** BEGIN Excerpt to read **

Thursday, November 8, 2018

In the big data forest, we grow groves not trees

In this blog post, I describe a new indexing mechanism for big data. While the approach is general and can adapt many existing indexes to big data, this post particularly focuses on spatial index trees such as the R-tree as they tend to be more challenging. The key idea is that regular index structures are designed to write the index to disk pages in a regular file system and the indexes are expected to accommodate new records. In big data, indexes are written to the distributed file system which does not allow modifying the files.

R-trees

The term R-tree was originally introduced by Guttman in his 1984 paper [1] and it is a way to adapt the B+-tree to store rectangles (or boxes in general). The tree structure itself is simple. Each tree node is associated with a rectangle that represents the minimum bounding rectangle (MBR) of all its children. Searching R-trees is simple. However, inserting new records entails two challenges that were not observed in the regular single-dimensional B+-tree. First, if the inserted key overlaps mutliple nodes or does not overlap any node, there must be a new technique to choose where to insert it. Second, when a node overflows, there should be a new splitting mechanism. The original R-tree paper proposed solutions to these two challenges but they were not optimal. The paper was followed by many other papers that improve these two key parts to improve the index. In particular, the R*-tree [2] is an appealing solution that employs a few heuristics that were found to be practically good.

** END Excerpt to read **
** BEGIN Given information **

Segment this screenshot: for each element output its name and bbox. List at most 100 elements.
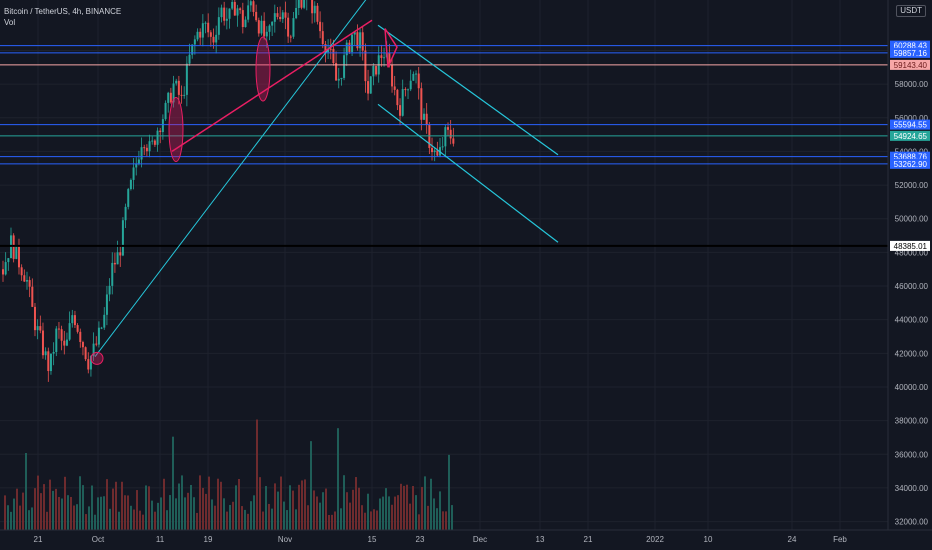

** END Given information **

* _What is asked_
[1] Reproduce the section of the blog post on big data indexing that opens with the words containing "In this blog" and closes with "modifying the files.", word for word.
[2] In the blog post on big data indexing, who introduced the term R-tree, and in what year?

* _Completed exercise_
[1]
In this blog post, I describe a new indexing mechanism for big data. While the approach is general and can adapt many existing indexes to big data, this post particularly focuses on spatial index trees such as the R-tree as they tend to be more challenging. The key idea is that regular index structures are designed to write the index to disk pages in a regular file system and the indexes are expected to accommodate new records. In big data, indexes are written to the distributed file system which does not allow modifying the files.

[2] Guttman introduced it in his 1984 paper.